• Written instruction
Select all lines in the records that include "JSON".

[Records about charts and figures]
============================================================

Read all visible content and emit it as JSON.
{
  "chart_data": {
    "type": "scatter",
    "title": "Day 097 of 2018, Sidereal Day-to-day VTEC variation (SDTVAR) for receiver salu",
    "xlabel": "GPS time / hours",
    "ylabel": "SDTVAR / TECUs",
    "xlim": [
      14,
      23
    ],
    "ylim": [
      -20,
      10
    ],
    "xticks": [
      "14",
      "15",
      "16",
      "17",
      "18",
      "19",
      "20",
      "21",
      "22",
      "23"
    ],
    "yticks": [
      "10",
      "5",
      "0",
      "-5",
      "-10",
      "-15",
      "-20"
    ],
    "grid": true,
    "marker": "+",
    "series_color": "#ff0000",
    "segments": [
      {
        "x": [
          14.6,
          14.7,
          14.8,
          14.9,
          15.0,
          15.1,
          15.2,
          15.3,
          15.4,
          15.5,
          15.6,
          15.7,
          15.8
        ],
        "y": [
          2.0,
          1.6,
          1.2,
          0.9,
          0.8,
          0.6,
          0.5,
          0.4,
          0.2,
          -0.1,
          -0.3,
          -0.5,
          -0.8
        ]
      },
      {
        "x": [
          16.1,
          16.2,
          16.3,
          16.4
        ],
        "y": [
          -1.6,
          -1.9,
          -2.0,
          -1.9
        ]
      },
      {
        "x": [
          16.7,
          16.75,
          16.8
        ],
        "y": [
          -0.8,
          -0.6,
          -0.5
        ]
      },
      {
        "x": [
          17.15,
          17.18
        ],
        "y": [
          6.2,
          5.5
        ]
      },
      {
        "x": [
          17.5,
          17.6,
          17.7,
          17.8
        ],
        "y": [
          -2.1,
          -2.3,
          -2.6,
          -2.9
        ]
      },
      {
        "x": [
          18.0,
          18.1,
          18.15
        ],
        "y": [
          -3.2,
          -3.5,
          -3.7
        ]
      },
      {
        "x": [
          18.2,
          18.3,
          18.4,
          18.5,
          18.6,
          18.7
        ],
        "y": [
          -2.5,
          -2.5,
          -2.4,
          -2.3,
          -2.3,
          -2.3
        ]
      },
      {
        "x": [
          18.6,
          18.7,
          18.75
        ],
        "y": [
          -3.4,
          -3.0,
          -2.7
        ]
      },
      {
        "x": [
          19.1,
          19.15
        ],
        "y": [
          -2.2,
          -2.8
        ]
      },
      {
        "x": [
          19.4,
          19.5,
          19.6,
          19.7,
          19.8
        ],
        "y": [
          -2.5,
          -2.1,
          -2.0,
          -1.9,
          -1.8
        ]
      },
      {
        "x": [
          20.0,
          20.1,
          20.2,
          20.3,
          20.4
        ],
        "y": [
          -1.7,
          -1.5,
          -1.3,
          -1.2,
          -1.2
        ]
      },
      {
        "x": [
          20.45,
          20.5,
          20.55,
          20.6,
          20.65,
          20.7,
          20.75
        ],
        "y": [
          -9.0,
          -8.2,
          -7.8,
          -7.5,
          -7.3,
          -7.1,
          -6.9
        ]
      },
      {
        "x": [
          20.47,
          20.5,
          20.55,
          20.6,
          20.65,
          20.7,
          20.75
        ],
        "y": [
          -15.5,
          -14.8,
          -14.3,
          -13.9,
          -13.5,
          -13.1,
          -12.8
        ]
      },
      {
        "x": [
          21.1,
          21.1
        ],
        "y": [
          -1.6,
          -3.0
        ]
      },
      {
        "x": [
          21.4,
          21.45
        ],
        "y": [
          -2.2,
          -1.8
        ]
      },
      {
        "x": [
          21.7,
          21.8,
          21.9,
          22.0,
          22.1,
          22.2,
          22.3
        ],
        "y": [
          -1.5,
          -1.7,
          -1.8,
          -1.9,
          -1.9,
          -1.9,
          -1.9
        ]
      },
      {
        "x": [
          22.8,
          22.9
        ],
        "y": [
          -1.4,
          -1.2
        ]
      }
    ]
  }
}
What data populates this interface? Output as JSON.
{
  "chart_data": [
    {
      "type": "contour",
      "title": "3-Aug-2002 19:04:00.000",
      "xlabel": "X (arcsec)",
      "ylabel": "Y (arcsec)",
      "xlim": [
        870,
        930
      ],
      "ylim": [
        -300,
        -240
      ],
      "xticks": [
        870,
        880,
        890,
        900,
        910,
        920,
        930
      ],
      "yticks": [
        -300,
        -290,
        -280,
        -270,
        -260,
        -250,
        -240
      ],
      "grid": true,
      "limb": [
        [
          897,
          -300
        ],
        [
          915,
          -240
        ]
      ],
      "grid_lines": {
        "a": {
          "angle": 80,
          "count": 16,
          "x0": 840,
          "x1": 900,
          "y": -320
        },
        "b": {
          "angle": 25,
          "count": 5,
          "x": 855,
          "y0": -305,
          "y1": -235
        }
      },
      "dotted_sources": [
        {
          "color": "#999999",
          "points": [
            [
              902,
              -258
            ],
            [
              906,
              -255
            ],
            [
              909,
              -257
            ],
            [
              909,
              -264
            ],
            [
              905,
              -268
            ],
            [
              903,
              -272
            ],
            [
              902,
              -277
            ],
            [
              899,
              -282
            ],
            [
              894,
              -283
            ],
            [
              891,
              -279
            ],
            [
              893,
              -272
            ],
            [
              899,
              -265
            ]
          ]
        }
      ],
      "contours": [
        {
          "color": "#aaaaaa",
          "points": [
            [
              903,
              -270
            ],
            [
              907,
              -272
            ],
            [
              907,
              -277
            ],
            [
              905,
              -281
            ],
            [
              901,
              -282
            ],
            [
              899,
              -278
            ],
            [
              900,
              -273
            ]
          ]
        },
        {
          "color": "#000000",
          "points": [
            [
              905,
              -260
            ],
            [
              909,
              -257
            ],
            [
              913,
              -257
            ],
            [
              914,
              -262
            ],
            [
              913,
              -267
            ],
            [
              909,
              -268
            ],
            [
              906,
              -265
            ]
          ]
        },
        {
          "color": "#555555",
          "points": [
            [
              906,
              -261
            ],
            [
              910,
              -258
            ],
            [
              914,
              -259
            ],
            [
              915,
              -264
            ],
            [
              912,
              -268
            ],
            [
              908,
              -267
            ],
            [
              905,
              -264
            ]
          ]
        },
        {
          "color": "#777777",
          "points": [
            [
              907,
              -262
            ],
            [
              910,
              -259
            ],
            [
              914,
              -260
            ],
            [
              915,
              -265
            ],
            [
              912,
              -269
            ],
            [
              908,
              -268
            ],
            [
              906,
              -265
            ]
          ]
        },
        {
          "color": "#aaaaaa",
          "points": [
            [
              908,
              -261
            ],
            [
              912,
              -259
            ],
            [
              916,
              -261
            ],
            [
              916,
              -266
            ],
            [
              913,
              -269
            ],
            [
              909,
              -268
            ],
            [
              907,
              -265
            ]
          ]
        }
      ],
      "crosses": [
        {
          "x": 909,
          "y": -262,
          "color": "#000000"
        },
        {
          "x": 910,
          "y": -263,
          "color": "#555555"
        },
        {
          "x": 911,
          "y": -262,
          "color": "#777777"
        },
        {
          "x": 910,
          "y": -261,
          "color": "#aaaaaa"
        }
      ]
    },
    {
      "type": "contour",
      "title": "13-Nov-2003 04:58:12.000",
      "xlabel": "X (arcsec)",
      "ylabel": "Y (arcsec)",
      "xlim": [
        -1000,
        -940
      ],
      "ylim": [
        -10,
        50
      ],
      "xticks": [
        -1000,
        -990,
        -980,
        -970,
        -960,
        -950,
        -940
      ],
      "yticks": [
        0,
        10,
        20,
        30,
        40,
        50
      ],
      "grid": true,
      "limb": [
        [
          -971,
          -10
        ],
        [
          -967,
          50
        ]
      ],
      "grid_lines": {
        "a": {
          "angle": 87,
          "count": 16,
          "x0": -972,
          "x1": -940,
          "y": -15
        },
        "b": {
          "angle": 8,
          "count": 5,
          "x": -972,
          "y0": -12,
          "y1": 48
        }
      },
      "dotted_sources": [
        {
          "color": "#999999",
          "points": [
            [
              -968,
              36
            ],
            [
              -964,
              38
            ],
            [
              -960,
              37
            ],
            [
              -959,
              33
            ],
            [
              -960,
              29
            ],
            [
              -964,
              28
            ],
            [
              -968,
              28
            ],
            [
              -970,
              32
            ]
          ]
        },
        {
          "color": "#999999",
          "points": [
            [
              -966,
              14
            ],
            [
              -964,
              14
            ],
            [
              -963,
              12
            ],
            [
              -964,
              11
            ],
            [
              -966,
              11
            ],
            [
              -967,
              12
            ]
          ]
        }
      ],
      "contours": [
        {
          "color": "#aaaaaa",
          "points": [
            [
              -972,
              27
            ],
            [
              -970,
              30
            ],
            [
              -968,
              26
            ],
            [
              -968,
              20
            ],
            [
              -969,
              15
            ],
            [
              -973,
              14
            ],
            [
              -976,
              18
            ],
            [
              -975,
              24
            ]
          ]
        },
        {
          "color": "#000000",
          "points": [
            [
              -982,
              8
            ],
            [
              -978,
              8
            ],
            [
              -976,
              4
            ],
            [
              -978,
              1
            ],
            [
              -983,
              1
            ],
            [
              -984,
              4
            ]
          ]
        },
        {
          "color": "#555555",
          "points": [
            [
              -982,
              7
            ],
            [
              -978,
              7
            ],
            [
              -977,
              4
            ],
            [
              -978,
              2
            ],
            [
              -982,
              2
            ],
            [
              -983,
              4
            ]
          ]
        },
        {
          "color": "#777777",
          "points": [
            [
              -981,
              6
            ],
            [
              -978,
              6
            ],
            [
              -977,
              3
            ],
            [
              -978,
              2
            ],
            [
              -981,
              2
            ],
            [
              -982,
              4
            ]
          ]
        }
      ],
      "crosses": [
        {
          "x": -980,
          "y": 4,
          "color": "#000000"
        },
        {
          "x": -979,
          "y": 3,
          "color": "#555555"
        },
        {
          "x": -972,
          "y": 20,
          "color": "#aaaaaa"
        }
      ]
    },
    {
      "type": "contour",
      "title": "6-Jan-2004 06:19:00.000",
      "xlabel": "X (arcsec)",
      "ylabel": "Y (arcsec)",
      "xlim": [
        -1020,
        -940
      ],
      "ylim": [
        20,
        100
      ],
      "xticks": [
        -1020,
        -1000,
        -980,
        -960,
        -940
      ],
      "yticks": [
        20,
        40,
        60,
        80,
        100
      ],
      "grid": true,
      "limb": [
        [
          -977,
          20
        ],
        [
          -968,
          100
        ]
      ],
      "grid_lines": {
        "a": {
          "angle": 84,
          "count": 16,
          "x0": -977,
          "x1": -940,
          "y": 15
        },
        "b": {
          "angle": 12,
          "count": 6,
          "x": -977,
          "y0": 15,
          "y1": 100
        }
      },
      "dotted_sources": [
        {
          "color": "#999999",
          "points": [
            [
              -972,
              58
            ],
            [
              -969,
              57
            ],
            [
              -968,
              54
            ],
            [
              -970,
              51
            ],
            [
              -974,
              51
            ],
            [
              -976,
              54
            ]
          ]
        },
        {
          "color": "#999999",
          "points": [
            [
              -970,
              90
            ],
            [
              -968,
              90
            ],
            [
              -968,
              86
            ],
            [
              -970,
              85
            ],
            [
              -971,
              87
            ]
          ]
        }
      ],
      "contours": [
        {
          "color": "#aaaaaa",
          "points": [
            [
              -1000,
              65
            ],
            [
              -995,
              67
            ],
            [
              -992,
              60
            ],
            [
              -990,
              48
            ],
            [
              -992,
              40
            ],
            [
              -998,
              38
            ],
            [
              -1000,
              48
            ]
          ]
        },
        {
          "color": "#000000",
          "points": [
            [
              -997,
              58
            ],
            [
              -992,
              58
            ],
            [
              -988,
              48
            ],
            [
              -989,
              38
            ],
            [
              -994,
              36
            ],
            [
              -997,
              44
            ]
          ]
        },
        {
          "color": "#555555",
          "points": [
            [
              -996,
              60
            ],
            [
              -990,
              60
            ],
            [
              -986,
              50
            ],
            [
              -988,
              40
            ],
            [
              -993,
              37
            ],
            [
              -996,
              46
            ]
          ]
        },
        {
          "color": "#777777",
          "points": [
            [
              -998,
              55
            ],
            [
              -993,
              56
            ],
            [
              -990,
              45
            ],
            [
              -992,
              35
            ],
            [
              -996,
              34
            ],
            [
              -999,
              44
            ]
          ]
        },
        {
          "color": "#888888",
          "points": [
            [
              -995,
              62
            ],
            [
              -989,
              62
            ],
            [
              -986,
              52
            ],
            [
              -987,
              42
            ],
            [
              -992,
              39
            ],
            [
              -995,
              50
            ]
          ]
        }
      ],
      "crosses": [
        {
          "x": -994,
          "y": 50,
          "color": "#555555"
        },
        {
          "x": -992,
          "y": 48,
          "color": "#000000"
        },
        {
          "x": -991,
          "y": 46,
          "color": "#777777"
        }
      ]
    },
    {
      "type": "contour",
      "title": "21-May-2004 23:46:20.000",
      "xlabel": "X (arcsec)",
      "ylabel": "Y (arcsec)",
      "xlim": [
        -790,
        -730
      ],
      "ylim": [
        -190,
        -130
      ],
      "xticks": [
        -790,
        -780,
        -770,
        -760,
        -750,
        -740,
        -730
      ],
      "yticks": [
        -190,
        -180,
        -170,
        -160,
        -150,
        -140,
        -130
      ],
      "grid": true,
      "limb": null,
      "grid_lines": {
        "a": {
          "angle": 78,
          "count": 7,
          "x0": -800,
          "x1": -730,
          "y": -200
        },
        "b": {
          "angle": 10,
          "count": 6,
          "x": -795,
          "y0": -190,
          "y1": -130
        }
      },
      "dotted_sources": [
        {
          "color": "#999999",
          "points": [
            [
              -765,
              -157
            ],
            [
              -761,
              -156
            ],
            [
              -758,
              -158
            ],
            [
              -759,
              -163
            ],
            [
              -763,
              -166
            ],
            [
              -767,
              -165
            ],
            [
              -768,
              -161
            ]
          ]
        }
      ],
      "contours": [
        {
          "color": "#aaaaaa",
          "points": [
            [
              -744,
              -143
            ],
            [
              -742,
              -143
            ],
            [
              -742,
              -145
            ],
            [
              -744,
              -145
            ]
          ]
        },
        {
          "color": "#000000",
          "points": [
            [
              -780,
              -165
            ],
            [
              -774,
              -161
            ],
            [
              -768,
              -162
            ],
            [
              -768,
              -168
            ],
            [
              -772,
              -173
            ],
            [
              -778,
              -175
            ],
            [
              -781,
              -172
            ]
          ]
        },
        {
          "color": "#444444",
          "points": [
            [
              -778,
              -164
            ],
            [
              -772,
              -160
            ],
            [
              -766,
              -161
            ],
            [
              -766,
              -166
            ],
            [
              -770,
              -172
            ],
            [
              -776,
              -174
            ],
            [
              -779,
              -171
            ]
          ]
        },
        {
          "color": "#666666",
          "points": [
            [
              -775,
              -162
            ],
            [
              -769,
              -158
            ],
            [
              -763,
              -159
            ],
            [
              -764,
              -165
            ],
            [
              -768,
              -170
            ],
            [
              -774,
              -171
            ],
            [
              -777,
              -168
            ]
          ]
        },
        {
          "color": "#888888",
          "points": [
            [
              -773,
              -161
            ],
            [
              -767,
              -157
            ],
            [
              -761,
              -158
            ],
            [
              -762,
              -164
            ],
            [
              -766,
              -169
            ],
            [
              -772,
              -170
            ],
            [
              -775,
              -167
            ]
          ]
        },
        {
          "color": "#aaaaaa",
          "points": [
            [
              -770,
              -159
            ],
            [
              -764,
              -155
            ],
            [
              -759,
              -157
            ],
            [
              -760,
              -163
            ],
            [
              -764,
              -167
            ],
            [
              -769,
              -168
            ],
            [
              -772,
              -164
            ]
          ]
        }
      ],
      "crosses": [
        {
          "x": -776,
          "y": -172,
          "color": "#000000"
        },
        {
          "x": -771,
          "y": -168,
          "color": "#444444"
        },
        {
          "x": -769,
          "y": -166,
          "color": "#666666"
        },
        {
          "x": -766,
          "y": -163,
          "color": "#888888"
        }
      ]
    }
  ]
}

============================================================

• Response to this task
Read all visible content and emit it as JSON.
What data populates this interface? Output as JSON.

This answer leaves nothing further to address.